DATA ROWS:

_ _ _ _ _

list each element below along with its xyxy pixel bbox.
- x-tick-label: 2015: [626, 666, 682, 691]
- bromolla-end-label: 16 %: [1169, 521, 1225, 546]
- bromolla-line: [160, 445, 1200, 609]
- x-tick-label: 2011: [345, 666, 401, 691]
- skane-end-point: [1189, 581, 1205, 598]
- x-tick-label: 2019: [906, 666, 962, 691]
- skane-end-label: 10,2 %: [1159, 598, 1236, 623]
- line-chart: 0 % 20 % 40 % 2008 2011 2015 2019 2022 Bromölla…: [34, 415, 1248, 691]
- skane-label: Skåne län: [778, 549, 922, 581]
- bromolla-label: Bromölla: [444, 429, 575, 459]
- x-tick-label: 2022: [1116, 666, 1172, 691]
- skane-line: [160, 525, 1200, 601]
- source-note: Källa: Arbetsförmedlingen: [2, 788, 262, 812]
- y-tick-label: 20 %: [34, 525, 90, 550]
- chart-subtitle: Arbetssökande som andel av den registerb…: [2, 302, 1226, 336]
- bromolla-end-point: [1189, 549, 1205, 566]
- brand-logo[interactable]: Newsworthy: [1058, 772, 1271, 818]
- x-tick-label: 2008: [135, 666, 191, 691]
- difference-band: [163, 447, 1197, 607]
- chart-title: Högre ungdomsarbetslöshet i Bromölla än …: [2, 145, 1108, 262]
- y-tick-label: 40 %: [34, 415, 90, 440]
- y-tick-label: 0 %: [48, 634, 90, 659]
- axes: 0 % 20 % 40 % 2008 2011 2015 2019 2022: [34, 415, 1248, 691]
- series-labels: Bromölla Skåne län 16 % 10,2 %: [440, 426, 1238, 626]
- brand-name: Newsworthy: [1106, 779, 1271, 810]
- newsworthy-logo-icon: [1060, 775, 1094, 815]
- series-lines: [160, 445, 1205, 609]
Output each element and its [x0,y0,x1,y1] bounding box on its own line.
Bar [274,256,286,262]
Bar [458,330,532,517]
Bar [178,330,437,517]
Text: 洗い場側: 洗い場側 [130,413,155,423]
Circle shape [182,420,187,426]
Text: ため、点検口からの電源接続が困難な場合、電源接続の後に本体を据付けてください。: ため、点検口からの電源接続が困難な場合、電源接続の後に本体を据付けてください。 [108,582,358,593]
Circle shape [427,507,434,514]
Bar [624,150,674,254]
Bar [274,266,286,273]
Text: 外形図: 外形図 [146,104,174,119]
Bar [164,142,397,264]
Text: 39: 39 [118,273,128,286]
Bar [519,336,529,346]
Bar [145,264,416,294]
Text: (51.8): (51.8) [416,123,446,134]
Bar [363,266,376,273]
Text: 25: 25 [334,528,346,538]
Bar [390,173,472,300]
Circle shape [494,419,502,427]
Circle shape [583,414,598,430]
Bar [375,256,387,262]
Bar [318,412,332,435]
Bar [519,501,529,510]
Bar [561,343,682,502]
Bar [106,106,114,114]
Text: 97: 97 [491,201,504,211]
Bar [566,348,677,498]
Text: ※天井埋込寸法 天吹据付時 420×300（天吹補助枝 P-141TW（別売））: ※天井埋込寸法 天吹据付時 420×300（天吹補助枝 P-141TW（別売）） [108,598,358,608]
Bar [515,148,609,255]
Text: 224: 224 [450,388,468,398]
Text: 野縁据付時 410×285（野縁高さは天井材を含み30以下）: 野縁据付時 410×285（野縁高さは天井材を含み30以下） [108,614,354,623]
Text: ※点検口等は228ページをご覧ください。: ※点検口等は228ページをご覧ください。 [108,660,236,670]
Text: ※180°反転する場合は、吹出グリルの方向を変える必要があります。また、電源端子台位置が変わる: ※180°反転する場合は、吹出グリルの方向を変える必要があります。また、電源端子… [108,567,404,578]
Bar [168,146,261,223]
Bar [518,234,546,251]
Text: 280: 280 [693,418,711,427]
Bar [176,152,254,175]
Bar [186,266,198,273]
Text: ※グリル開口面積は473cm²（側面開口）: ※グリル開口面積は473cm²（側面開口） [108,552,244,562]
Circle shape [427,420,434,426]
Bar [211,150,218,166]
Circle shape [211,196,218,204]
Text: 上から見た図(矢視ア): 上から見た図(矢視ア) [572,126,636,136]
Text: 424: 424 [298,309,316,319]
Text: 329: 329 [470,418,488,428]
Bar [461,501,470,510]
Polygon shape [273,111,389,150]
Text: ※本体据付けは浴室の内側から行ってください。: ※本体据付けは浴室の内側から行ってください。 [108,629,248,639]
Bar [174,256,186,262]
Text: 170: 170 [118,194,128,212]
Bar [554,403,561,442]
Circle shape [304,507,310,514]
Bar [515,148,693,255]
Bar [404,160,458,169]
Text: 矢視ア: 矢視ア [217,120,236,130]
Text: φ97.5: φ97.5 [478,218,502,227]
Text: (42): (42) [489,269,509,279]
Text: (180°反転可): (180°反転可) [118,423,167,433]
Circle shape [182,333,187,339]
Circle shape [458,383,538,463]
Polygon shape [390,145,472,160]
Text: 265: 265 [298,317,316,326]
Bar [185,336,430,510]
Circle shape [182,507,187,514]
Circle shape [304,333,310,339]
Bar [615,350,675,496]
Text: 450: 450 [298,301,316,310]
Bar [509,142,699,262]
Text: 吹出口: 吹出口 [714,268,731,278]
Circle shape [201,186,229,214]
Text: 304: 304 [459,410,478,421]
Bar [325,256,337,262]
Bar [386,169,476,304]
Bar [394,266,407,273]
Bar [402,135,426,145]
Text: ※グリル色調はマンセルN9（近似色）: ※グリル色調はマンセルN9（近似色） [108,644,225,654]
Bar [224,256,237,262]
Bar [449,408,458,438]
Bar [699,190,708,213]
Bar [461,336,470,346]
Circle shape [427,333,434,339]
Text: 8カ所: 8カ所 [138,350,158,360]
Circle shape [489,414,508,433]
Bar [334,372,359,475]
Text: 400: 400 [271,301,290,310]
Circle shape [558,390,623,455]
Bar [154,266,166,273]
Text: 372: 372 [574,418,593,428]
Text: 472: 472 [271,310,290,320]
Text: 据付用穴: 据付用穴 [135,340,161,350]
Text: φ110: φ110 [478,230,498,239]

_ _ _ _ _

DO THIS:
Rewrite all of the material above, substituting "Round marker" for every "Circle shape" and leaving everything else unchanged.

RESULT OF THE EXERCISE:
list each element below along with its xyxy pixel bbox.
- x-tick-label: 2015: [626, 666, 682, 691]
- bromolla-end-label: 16 %: [1169, 521, 1225, 546]
- bromolla-line: [160, 445, 1200, 609]
- x-tick-label: 2011: [345, 666, 401, 691]
- skane-end-point: [1189, 581, 1205, 598]
- x-tick-label: 2019: [906, 666, 962, 691]
- skane-end-label: 10,2 %: [1159, 598, 1236, 623]
- line-chart: 0 % 20 % 40 % 2008 2011 2015 2019 2022 Bromölla…: [34, 415, 1248, 691]
- skane-label: Skåne län: [778, 549, 922, 581]
- bromolla-label: Bromölla: [444, 429, 575, 459]
- x-tick-label: 2022: [1116, 666, 1172, 691]
- skane-line: [160, 525, 1200, 601]
- source-note: Källa: Arbetsförmedlingen: [2, 788, 262, 812]
- y-tick-label: 20 %: [34, 525, 90, 550]
- chart-subtitle: Arbetssökande som andel av den registerb…: [2, 302, 1226, 336]
- bromolla-end-point: [1189, 549, 1205, 566]
- brand-logo[interactable]: Newsworthy: [1058, 772, 1271, 818]
- x-tick-label: 2008: [135, 666, 191, 691]
- difference-band: [163, 447, 1197, 607]
- chart-title: Högre ungdomsarbetslöshet i Bromölla än …: [2, 145, 1108, 262]
- y-tick-label: 40 %: [34, 415, 90, 440]
- y-tick-label: 0 %: [48, 634, 90, 659]
- axes: 0 % 20 % 40 % 2008 2011 2015 2019 2022: [34, 415, 1248, 691]
- series-labels: Bromölla Skåne län 16 % 10,2 %: [440, 426, 1238, 626]
- brand-name: Newsworthy: [1106, 779, 1271, 810]
- newsworthy-logo-icon: [1060, 775, 1094, 815]
- series-lines: [160, 445, 1205, 609]
Output each element and its [x0,y0,x1,y1] bounding box on its own line.
Bar [274,256,286,262]
Bar [458,330,532,517]
Bar [178,330,437,517]
Text: 洗い場側: 洗い場側 [130,413,155,423]
Round marker [182,420,187,426]
Text: ため、点検口からの電源接続が困難な場合、電源接続の後に本体を据付けてください。: ため、点検口からの電源接続が困難な場合、電源接続の後に本体を据付けてください。 [108,582,358,593]
Round marker [427,507,434,514]
Bar [624,150,674,254]
Bar [274,266,286,273]
Text: 外形図: 外形図 [146,104,174,119]
Bar [164,142,397,264]
Text: 39: 39 [118,273,128,286]
Bar [519,336,529,346]
Bar [145,264,416,294]
Text: (51.8): (51.8) [416,123,446,134]
Bar [363,266,376,273]
Text: 25: 25 [334,528,346,538]
Bar [390,173,472,300]
Round marker [494,419,502,427]
Round marker [583,414,598,430]
Bar [375,256,387,262]
Bar [318,412,332,435]
Bar [519,501,529,510]
Bar [561,343,682,502]
Bar [106,106,114,114]
Text: 97: 97 [491,201,504,211]
Bar [566,348,677,498]
Text: ※天井埋込寸法 天吹据付時 420×300（天吹補助枝 P-141TW（別売））: ※天井埋込寸法 天吹据付時 420×300（天吹補助枝 P-141TW（別売）） [108,598,358,608]
Bar [515,148,609,255]
Text: 224: 224 [450,388,468,398]
Text: 野縁据付時 410×285（野縁高さは天井材を含み30以下）: 野縁据付時 410×285（野縁高さは天井材を含み30以下） [108,614,354,623]
Text: ※点検口等は228ページをご覧ください。: ※点検口等は228ページをご覧ください。 [108,660,236,670]
Text: ※180°反転する場合は、吹出グリルの方向を変える必要があります。また、電源端子台位置が変わる: ※180°反転する場合は、吹出グリルの方向を変える必要があります。また、電源端子… [108,567,404,578]
Bar [168,146,261,223]
Bar [518,234,546,251]
Text: 280: 280 [693,418,711,427]
Bar [176,152,254,175]
Bar [186,266,198,273]
Text: ※グリル開口面積は473cm²（側面開口）: ※グリル開口面積は473cm²（側面開口） [108,552,244,562]
Round marker [427,420,434,426]
Bar [211,150,218,166]
Round marker [211,196,218,204]
Text: 上から見た図(矢視ア): 上から見た図(矢視ア) [572,126,636,136]
Text: 424: 424 [298,309,316,319]
Text: 329: 329 [470,418,488,428]
Bar [461,501,470,510]
Polygon shape [273,111,389,150]
Text: ※本体据付けは浴室の内側から行ってください。: ※本体据付けは浴室の内側から行ってください。 [108,629,248,639]
Bar [174,256,186,262]
Text: 170: 170 [118,194,128,212]
Bar [554,403,561,442]
Round marker [304,507,310,514]
Bar [515,148,693,255]
Bar [404,160,458,169]
Text: 矢視ア: 矢視ア [217,120,236,130]
Text: φ97.5: φ97.5 [478,218,502,227]
Text: (42): (42) [489,269,509,279]
Text: (180°反転可): (180°反転可) [118,423,167,433]
Round marker [182,333,187,339]
Round marker [458,383,538,463]
Polygon shape [390,145,472,160]
Text: 265: 265 [298,317,316,326]
Bar [185,336,430,510]
Round marker [182,507,187,514]
Round marker [304,333,310,339]
Bar [615,350,675,496]
Text: 450: 450 [298,301,316,310]
Bar [509,142,699,262]
Text: 吹出口: 吹出口 [714,268,731,278]
Round marker [201,186,229,214]
Text: 304: 304 [459,410,478,421]
Bar [325,256,337,262]
Bar [386,169,476,304]
Bar [394,266,407,273]
Bar [402,135,426,145]
Text: ※グリル色調はマンセルN9（近似色）: ※グリル色調はマンセルN9（近似色） [108,644,225,654]
Bar [224,256,237,262]
Bar [449,408,458,438]
Bar [699,190,708,213]
Bar [461,336,470,346]
Round marker [427,333,434,339]
Text: 8カ所: 8カ所 [138,350,158,360]
Round marker [489,414,508,433]
Bar [334,372,359,475]
Text: 400: 400 [271,301,290,310]
Round marker [558,390,623,455]
Bar [154,266,166,273]
Text: 372: 372 [574,418,593,428]
Text: 472: 472 [271,310,290,320]
Text: 据付用穴: 据付用穴 [135,340,161,350]
Text: φ110: φ110 [478,230,498,239]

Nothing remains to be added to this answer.